Write out the entries again exactly as they are given.
——————————
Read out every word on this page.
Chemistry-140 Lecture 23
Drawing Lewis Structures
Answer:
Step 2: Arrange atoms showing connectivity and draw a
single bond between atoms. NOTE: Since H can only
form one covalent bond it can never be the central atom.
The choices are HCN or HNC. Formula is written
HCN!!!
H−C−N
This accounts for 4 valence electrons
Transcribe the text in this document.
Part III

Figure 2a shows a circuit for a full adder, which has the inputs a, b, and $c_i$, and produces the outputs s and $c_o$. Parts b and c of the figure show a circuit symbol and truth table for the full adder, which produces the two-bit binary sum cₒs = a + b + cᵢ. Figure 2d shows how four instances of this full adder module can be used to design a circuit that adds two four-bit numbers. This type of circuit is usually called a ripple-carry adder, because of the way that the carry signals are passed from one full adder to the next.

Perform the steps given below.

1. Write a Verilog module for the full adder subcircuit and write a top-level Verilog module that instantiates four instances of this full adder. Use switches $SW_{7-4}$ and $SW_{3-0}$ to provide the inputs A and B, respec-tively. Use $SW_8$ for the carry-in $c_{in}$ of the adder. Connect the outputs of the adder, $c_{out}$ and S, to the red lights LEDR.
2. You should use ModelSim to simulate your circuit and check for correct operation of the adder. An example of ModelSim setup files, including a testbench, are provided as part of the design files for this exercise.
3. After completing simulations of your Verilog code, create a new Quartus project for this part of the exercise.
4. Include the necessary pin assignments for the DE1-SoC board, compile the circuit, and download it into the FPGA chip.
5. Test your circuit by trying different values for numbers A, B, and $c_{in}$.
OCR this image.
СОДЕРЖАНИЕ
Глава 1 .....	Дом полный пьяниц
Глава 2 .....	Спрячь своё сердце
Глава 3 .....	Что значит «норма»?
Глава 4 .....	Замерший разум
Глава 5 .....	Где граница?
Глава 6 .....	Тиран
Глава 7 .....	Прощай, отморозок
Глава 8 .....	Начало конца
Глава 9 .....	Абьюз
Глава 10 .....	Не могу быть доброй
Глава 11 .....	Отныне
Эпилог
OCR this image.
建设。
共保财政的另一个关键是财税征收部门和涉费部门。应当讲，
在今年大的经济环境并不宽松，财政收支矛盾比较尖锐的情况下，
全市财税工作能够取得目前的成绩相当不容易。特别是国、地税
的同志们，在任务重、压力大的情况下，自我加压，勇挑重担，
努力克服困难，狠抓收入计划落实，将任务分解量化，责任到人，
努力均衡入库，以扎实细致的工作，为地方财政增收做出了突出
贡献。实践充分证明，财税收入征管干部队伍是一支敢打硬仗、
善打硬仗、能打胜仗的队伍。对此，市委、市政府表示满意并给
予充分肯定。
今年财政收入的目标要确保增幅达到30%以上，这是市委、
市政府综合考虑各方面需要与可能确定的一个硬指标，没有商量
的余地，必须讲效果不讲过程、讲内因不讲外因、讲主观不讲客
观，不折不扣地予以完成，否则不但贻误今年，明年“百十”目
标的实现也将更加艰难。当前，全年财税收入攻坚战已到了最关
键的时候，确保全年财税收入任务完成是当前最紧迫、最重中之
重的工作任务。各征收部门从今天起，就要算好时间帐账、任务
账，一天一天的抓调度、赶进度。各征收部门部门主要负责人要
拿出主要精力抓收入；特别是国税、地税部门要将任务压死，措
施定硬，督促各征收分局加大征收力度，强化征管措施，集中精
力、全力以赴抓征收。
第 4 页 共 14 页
——————————
- SOLUTION FOR THIS PROBLEM:
Read out every word on this page.
Chemistry-140 Lecture 23
Drawing Lewis Structures
Answer:
Step 2: Arrange atoms showing connectivity and draw a
single bond between atoms. NOTE: Since H can only
form one covalent bond it can never be the central atom.
The choices are HCN or HNC. Formula is written
HCN!!!
H−C−N
This accounts for 4 valence electrons
Transcribe the text in this document.
Part III

Figure 2a shows a circuit for a full adder, which has the inputs a, b, and $c_i$, and produces the outputs s and $c_o$. Parts b and c of the figure show a circuit symbol and truth table for the full adder, which produces the two-bit binary sum cₒs = a + b + cᵢ. Figure 2d shows how four instances of this full adder module can be used to design a circuit that adds two four-bit numbers. This type of circuit is usually called a ripple-carry adder, because of the way that the carry signals are passed from one full adder to the next.

Perform the steps given below.

1. Write a Verilog module for the full adder subcircuit and write a top-level Verilog module that instantiates four instances of this full adder. Use switches $SW_{7-4}$ and $SW_{3-0}$ to provide the inputs A and B, respec-tively. Use $SW_8$ for the carry-in $c_{in}$ of the adder. Connect the outputs of the adder, $c_{out}$ and S, to the red lights LEDR.
2. You should use ModelSim to simulate your circuit and check for correct operation of the adder. An example of ModelSim setup files, including a testbench, are provided as part of the design files for this exercise.
3. After completing simulations of your Verilog code, create a new Quartus project for this part of the exercise.
4. Include the necessary pin assignments for the DE1-SoC board, compile the circuit, and download it into the FPGA chip.
5. Test your circuit by trying different values for numbers A, B, and $c_{in}$.
OCR this image.
СОДЕРЖАНИЕ
Глава 1 .....	Дом полный пьяниц
Глава 2 .....	Спрячь своё сердце
Глава 3 .....	Что значит «норма»?
Глава 4 .....	Замерший разум
Глава 5 .....	Где граница?
Глава 6 .....	Тиран
Глава 7 .....	Прощай, отморозок
Глава 8 .....	Начало конца
Глава 9 .....	Абьюз
Глава 10 .....	Не могу быть доброй
Глава 11 .....	Отныне
Эпилог
OCR this image.
建设。
共保财政的另一个关键是财税征收部门和涉费部门。应当讲，
在今年大的经济环境并不宽松，财政收支矛盾比较尖锐的情况下，
全市财税工作能够取得目前的成绩相当不容易。特别是国、地税
的同志们，在任务重、压力大的情况下，自我加压，勇挑重担，
努力克服困难，狠抓收入计划落实，将任务分解量化，责任到人，
努力均衡入库，以扎实细致的工作，为地方财政增收做出了突出
贡献。实践充分证明，财税收入征管干部队伍是一支敢打硬仗、
善打硬仗、能打胜仗的队伍。对此，市委、市政府表示满意并给
予充分肯定。
今年财政收入的目标要确保增幅达到30%以上，这是市委、
市政府综合考虑各方面需要与可能确定的一个硬指标，没有商量
的余地，必须讲效果不讲过程、讲内因不讲外因、讲主观不讲客
观，不折不扣地予以完成，否则不但贻误今年，明年“百十”目
标的实现也将更加艰难。当前，全年财税收入攻坚战已到了最关
键的时候，确保全年财税收入任务完成是当前最紧迫、最重中之
重的工作任务。各征收部门从今天起，就要算好时间帐账、任务
账，一天一天的抓调度、赶进度。各征收部门部门主要负责人要
拿出主要精力抓收入；特别是国税、地税部门要将任务压死，措
施定硬，督促各征收分局加大征收力度，强化征管措施，集中精
力、全力以赴抓征收。
第 4 页 共 14 页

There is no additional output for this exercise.